### Given information
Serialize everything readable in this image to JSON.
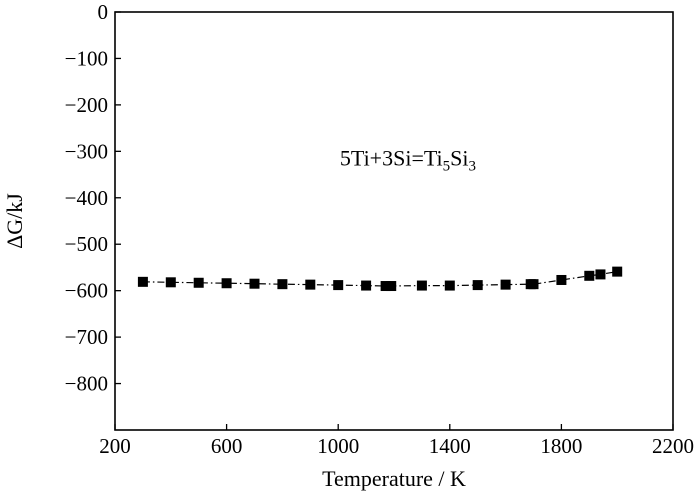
{
  "chart_data": {
    "type": "line",
    "title": "",
    "xlabel": "Temperature / K",
    "ylabel": "ΔG/kJ",
    "xlim": [
      200,
      2200
    ],
    "ylim": [
      -900,
      0
    ],
    "xticks": [
      200,
      600,
      1000,
      1400,
      1800,
      2200
    ],
    "xtick_labels": [
      "200",
      "600",
      "1000",
      "1400",
      "1800",
      "2200"
    ],
    "yticks": [
      0,
      -100,
      -200,
      -300,
      -400,
      -500,
      -600,
      -700,
      -800
    ],
    "ytick_labels": [
      "0",
      "−100",
      "−200",
      "−300",
      "−400",
      "−500",
      "−600",
      "−700",
      "−800"
    ],
    "grid": false,
    "legend": false,
    "annotation": {
      "text_main": "5Ti+3Si=Ti",
      "sub1": "5",
      "text_mid": "Si",
      "sub2": "3",
      "x": 1250,
      "y": -330
    },
    "series": [
      {
        "marker": "square",
        "line_style": "dashed",
        "color": "#000000",
        "x": [
          300,
          400,
          500,
          600,
          700,
          800,
          900,
          1000,
          1100,
          1170,
          1190,
          1300,
          1400,
          1500,
          1600,
          1690,
          1700,
          1800,
          1900,
          1940,
          2000
        ],
        "y": [
          -581,
          -582,
          -583,
          -584,
          -585,
          -586,
          -587,
          -588,
          -589,
          -590,
          -590,
          -589,
          -589,
          -588,
          -587,
          -586,
          -586,
          -577,
          -568,
          -565,
          -559
        ]
      }
    ]
  }
}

### Job
Give all the entries again exactly, dropping each picture.

### Solution to this task
Serialize everything readable in this image to JSON.
{
  "chart_data": {
    "type": "line",
    "title": "",
    "xlabel": "Temperature / K",
    "ylabel": "ΔG/kJ",
    "xlim": [
      200,
      2200
    ],
    "ylim": [
      -900,
      0
    ],
    "xticks": [
      200,
      600,
      1000,
      1400,
      1800,
      2200
    ],
    "xtick_labels": [
      "200",
      "600",
      "1000",
      "1400",
      "1800",
      "2200"
    ],
    "yticks": [
      0,
      -100,
      -200,
      -300,
      -400,
      -500,
      -600,
      -700,
      -800
    ],
    "ytick_labels": [
      "0",
      "−100",
      "−200",
      "−300",
      "−400",
      "−500",
      "−600",
      "−700",
      "−800"
    ],
    "grid": false,
    "legend": false,
    "annotation": {
      "text_main": "5Ti+3Si=Ti",
      "sub1": "5",
      "text_mid": "Si",
      "sub2": "3",
      "x": 1250,
      "y": -330
    },
    "series": [
      {
        "marker": "square",
        "line_style": "dashed",
        "color": "#000000",
        "x": [
          300,
          400,
          500,
          600,
          700,
          800,
          900,
          1000,
          1100,
          1170,
          1190,
          1300,
          1400,
          1500,
          1600,
          1690,
          1700,
          1800,
          1900,
          1940,
          2000
        ],
        "y": [
          -581,
          -582,
          -583,
          -584,
          -585,
          -586,
          -587,
          -588,
          -589,
          -590,
          -590,
          -589,
          -589,
          -588,
          -587,
          -586,
          -586,
          -577,
          -568,
          -565,
          -559
        ]
      }
    ]
  }
}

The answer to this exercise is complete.